> _What is asked_: Go through the entries below and pick out every line with "from".

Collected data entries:
•••

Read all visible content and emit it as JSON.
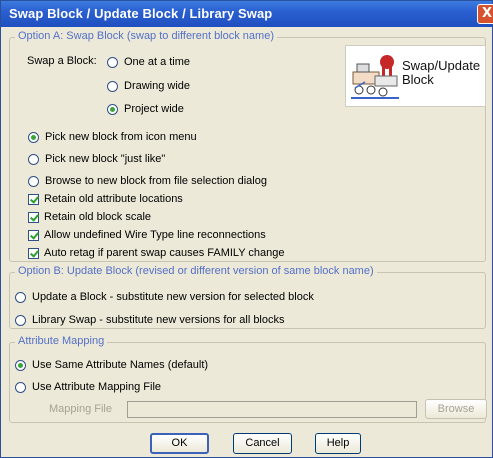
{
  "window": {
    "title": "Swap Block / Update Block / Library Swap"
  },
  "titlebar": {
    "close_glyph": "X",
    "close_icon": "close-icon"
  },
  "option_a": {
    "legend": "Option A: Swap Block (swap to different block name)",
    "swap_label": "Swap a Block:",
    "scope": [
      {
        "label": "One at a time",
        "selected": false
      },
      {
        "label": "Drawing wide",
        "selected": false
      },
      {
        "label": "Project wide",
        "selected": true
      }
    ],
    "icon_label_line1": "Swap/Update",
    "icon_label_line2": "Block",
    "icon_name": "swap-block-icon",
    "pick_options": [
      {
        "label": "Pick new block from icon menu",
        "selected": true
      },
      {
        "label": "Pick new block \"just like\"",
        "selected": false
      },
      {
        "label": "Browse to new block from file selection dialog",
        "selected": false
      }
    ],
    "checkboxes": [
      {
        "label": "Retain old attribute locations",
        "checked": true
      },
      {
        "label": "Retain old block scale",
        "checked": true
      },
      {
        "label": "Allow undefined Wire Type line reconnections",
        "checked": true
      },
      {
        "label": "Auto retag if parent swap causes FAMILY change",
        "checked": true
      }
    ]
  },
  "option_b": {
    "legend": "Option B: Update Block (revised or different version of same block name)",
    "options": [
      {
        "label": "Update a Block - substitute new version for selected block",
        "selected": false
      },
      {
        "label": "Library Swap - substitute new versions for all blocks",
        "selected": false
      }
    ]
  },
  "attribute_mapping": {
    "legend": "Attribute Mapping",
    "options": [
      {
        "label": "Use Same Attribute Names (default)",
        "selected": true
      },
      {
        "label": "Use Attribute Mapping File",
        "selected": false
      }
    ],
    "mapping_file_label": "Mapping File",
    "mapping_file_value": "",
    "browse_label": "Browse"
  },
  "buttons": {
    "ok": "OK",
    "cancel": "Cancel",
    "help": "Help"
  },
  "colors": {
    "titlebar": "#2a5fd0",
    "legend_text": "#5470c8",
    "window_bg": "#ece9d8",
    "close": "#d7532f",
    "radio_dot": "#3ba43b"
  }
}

•••

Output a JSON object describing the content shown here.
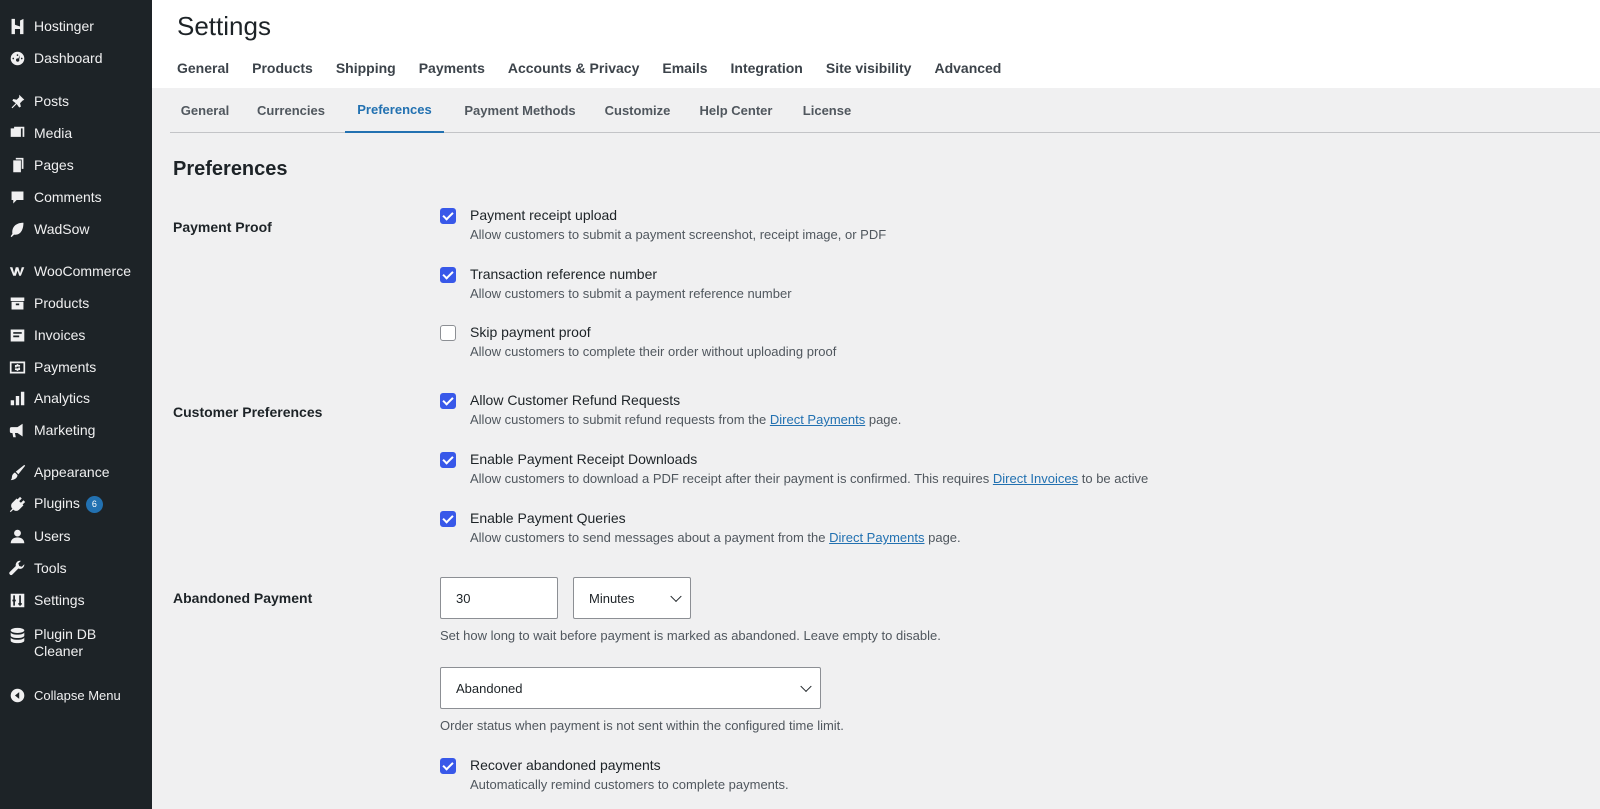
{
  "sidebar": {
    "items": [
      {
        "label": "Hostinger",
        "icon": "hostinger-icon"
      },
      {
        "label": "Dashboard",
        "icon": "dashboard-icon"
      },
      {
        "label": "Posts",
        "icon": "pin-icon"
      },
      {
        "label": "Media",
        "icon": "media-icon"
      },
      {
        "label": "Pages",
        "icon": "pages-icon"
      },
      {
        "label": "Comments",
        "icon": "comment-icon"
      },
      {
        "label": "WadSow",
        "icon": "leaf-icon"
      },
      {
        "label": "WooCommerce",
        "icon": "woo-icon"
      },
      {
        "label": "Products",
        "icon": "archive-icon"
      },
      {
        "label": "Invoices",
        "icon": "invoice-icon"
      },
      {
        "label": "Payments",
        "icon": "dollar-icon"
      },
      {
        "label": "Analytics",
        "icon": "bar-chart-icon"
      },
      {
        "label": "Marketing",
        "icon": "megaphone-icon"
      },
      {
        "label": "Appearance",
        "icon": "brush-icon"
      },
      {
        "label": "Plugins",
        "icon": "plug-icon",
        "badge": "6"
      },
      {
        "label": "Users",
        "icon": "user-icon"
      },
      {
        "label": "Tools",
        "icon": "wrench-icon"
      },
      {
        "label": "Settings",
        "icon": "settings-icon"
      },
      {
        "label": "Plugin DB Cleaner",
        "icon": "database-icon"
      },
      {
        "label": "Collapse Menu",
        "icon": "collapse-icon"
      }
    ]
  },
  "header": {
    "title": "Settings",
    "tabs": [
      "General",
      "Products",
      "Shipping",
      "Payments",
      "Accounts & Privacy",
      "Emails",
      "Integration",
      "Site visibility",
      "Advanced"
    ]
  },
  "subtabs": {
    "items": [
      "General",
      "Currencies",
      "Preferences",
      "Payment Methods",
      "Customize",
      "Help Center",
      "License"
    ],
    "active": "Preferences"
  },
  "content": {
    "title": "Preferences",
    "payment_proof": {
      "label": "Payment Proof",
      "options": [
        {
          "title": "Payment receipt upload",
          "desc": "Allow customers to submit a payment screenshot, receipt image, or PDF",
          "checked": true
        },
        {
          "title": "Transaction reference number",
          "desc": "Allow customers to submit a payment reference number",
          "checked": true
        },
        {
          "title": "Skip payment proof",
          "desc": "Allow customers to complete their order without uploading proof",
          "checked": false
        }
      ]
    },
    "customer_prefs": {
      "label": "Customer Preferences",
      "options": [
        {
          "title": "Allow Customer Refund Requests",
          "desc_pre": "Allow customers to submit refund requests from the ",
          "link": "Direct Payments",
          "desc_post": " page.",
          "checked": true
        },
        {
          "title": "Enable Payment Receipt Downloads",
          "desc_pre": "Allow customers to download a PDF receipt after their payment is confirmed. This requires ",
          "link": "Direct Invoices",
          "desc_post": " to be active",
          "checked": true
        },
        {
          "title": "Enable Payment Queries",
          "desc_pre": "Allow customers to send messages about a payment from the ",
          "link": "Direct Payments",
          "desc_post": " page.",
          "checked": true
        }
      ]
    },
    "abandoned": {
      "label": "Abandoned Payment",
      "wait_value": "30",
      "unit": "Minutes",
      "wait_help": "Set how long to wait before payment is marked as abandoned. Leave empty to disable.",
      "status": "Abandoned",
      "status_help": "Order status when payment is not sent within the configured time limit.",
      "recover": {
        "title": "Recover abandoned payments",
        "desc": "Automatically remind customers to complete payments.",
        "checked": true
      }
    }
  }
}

•••

> _Completed exercise_:
        "label": "Pick new block from icon menu",
        "label": "Browse to new block from file selection dialog",
          "desc_pre": "Allow customers to submit refund requests from the ",
          "desc_pre": "Allow customers to send messages about a payment from the ",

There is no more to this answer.